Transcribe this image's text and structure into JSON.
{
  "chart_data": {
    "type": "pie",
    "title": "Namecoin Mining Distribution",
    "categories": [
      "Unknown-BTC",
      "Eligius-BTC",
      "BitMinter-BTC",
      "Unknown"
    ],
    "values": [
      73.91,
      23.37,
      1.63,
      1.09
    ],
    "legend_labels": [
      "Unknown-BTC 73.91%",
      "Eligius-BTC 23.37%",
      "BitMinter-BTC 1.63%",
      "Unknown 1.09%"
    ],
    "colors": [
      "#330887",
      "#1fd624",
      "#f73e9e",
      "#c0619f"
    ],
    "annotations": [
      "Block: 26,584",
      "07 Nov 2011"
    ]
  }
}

● **What you will do**
Every record should be repeated exactly; please leave none out.

● **Exercise response**
Transcribe this image's text and structure into JSON.
{
  "chart_data": {
    "type": "pie",
    "title": "Namecoin Mining Distribution",
    "categories": [
      "Unknown-BTC",
      "Eligius-BTC",
      "BitMinter-BTC",
      "Unknown"
    ],
    "values": [
      73.91,
      23.37,
      1.63,
      1.09
    ],
    "legend_labels": [
      "Unknown-BTC 73.91%",
      "Eligius-BTC 23.37%",
      "BitMinter-BTC 1.63%",
      "Unknown 1.09%"
    ],
    "colors": [
      "#330887",
      "#1fd624",
      "#f73e9e",
      "#c0619f"
    ],
    "annotations": [
      "Block: 26,584",
      "07 Nov 2011"
    ]
  }
}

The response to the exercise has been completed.